## WHAT IS EXPECTED:
Please pull out every line from the start of the entries down to the one containing "button[interactable]: Username [12, 104, 181, 133]", both ends included, and reproduce them word for word.
####################
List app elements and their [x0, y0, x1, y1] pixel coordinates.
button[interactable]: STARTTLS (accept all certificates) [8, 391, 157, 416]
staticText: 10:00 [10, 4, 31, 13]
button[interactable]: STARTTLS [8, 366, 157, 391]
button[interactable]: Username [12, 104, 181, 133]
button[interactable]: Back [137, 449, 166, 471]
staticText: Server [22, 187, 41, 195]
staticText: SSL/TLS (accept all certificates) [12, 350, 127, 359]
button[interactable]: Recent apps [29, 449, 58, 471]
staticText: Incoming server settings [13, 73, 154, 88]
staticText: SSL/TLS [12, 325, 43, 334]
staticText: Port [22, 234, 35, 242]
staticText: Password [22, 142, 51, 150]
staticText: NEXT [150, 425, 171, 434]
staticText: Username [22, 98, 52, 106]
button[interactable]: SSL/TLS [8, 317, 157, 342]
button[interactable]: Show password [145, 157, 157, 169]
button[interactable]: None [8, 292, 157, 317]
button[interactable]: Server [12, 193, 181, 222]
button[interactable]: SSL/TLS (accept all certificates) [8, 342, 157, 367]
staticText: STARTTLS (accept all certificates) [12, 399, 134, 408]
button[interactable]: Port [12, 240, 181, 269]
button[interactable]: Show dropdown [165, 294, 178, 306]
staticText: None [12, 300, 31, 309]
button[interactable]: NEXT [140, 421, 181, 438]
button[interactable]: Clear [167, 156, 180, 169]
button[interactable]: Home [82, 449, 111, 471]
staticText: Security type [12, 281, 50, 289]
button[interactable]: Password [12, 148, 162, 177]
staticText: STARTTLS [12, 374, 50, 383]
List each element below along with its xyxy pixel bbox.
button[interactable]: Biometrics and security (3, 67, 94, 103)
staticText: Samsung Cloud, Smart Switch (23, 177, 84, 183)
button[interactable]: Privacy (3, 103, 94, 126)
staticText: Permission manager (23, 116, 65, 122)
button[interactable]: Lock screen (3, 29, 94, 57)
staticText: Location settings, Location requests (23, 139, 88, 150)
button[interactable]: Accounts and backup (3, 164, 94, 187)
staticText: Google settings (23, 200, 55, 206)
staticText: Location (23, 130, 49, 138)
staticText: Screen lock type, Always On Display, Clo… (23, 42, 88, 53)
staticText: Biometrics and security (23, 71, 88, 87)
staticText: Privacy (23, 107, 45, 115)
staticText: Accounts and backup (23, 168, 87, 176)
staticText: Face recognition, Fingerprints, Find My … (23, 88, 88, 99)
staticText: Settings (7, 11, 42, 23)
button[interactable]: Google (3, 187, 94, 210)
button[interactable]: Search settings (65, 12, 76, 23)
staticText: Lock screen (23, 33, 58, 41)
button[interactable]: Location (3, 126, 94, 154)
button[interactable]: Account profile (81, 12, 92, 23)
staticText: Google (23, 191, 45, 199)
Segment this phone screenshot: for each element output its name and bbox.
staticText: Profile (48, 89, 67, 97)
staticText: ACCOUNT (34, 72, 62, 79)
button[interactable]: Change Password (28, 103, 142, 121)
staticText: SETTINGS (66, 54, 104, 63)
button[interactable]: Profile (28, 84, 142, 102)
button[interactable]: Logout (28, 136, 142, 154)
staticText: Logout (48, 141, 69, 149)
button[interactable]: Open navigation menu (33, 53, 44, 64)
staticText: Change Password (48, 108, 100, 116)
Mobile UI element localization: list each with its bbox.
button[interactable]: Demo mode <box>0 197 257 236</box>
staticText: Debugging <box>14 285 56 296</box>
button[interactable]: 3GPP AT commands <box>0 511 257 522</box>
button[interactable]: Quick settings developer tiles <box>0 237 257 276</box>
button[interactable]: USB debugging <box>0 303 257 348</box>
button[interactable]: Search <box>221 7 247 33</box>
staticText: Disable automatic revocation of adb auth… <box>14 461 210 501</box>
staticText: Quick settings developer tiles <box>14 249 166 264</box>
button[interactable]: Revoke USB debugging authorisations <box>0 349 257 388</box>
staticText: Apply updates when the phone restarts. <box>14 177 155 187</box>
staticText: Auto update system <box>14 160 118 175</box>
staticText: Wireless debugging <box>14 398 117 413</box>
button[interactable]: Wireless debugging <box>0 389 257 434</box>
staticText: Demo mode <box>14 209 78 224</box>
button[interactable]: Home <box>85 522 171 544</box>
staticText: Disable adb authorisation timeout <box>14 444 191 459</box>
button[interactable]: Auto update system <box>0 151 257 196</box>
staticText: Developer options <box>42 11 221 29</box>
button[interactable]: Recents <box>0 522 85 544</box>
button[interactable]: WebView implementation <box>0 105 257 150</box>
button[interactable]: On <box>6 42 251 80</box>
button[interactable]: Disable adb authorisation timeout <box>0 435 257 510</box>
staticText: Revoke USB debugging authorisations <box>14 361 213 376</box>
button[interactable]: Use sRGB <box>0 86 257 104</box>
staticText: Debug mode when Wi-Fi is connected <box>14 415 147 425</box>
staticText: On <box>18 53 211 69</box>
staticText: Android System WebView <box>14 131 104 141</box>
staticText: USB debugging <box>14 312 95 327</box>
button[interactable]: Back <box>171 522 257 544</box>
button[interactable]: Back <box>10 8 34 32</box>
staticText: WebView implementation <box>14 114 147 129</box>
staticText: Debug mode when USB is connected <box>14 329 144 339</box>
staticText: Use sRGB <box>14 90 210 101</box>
####################
## ANSWER TO THIS PROBLEM:
List app elements and their [x0, y0, x1, y1] pixel coordinates.
button[interactable]: STARTTLS (accept all certificates) [8, 391, 157, 416]
staticText: 10:00 [10, 4, 31, 13]
button[interactable]: STARTTLS [8, 366, 157, 391]
button[interactable]: Username [12, 104, 181, 133]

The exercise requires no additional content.